__Data records__
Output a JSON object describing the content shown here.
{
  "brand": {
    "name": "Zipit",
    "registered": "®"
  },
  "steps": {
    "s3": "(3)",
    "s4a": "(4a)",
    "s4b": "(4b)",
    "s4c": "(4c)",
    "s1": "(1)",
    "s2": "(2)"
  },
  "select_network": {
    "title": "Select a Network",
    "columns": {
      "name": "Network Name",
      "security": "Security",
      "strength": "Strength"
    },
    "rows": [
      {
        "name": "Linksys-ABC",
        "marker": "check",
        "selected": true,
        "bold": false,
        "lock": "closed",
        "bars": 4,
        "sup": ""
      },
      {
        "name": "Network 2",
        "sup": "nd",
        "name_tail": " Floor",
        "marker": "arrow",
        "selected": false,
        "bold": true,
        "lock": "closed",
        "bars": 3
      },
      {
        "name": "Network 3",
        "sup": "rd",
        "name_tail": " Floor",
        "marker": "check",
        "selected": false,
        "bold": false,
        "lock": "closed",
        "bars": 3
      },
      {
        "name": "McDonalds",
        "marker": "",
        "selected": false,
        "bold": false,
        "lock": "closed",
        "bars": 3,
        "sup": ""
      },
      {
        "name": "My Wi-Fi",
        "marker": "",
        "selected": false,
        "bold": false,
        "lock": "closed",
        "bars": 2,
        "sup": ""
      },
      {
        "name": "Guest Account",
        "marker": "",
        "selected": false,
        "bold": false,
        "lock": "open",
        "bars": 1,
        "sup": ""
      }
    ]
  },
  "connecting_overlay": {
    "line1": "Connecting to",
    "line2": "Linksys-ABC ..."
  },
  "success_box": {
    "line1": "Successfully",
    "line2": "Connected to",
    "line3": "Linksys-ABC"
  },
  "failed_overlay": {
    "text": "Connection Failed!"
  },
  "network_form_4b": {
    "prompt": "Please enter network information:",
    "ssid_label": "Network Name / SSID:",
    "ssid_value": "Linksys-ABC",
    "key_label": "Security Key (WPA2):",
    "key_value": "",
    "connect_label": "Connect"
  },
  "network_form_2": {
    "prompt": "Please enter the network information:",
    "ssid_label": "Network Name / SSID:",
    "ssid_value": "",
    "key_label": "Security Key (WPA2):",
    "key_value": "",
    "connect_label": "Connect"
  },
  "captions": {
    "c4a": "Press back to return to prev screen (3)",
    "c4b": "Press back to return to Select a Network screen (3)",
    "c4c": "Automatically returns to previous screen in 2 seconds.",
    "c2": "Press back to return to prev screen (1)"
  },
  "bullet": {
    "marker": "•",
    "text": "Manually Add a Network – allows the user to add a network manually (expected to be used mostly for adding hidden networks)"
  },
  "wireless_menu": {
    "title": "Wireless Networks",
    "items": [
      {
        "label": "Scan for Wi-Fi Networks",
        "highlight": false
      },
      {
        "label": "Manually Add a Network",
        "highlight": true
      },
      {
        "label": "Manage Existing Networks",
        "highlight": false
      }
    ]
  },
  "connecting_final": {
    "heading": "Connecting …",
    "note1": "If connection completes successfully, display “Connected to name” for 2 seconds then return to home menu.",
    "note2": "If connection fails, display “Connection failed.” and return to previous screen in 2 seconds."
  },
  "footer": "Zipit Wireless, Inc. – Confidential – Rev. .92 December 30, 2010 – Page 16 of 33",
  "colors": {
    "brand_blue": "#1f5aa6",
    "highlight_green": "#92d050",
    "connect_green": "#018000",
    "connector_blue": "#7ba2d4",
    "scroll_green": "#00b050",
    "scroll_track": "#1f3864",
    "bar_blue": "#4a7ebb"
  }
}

__TASK REQUIREMENTS__
Extract every record. Keep wording exact.

__THE RESULT__
Output a JSON object describing the content shown here.
{
  "brand": {
    "name": "Zipit",
    "registered": "®"
  },
  "steps": {
    "s3": "(3)",
    "s4a": "(4a)",
    "s4b": "(4b)",
    "s4c": "(4c)",
    "s1": "(1)",
    "s2": "(2)"
  },
  "select_network": {
    "title": "Select a Network",
    "columns": {
      "name": "Network Name",
      "security": "Security",
      "strength": "Strength"
    },
    "rows": [
      {
        "name": "Linksys-ABC",
        "marker": "check",
        "selected": true,
        "bold": false,
        "lock": "closed",
        "bars": 4,
        "sup": ""
      },
      {
        "name": "Network 2",
        "sup": "nd",
        "name_tail": " Floor",
        "marker": "arrow",
        "selected": false,
        "bold": true,
        "lock": "closed",
        "bars": 3
      },
      {
        "name": "Network 3",
        "sup": "rd",
        "name_tail": " Floor",
        "marker": "check",
        "selected": false,
        "bold": false,
        "lock": "closed",
        "bars": 3
      },
      {
        "name": "McDonalds",
        "marker": "",
        "selected": false,
        "bold": false,
        "lock": "closed",
        "bars": 3,
        "sup": ""
      },
      {
        "name": "My Wi-Fi",
        "marker": "",
        "selected": false,
        "bold": false,
        "lock": "closed",
        "bars": 2,
        "sup": ""
      },
      {
        "name": "Guest Account",
        "marker": "",
        "selected": false,
        "bold": false,
        "lock": "open",
        "bars": 1,
        "sup": ""
      }
    ]
  },
  "connecting_overlay": {
    "line1": "Connecting to",
    "line2": "Linksys-ABC ..."
  },
  "success_box": {
    "line1": "Successfully",
    "line2": "Connected to",
    "line3": "Linksys-ABC"
  },
  "failed_overlay": {
    "text": "Connection Failed!"
  },
  "network_form_4b": {
    "prompt": "Please enter network information:",
    "ssid_label": "Network Name / SSID:",
    "ssid_value": "Linksys-ABC",
    "key_label": "Security Key (WPA2):",
    "key_value": "",
    "connect_label": "Connect"
  },
  "network_form_2": {
    "prompt": "Please enter the network information:",
    "ssid_label": "Network Name / SSID:",
    "ssid_value": "",
    "key_label": "Security Key (WPA2):",
    "key_value": "",
    "connect_label": "Connect"
  },
  "captions": {
    "c4a": "Press back to return to prev screen (3)",
    "c4b": "Press back to return to Select a Network screen (3)",
    "c4c": "Automatically returns to previous screen in 2 seconds.",
    "c2": "Press back to return to prev screen (1)"
  },
  "bullet": {
    "marker": "•",
    "text": "Manually Add a Network – allows the user to add a network manually (expected to be used mostly for adding hidden networks)"
  },
  "wireless_menu": {
    "title": "Wireless Networks",
    "items": [
      {
        "label": "Scan for Wi-Fi Networks",
        "highlight": false
      },
      {
        "label": "Manually Add a Network",
        "highlight": true
      },
      {
        "label": "Manage Existing Networks",
        "highlight": false
      }
    ]
  },
  "connecting_final": {
    "heading": "Connecting …",
    "note1": "If connection completes successfully, display “Connected to name” for 2 seconds then return to home menu.",
    "note2": "If connection fails, display “Connection failed.” and return to previous screen in 2 seconds."
  },
  "footer": "Zipit Wireless, Inc. – Confidential – Rev. .92 December 30, 2010 – Page 16 of 33",
  "colors": {
    "brand_blue": "#1f5aa6",
    "highlight_green": "#92d050",
    "connect_green": "#018000",
    "connector_blue": "#7ba2d4",
    "scroll_green": "#00b050",
    "scroll_track": "#1f3864",
    "bar_blue": "#4a7ebb"
  }
}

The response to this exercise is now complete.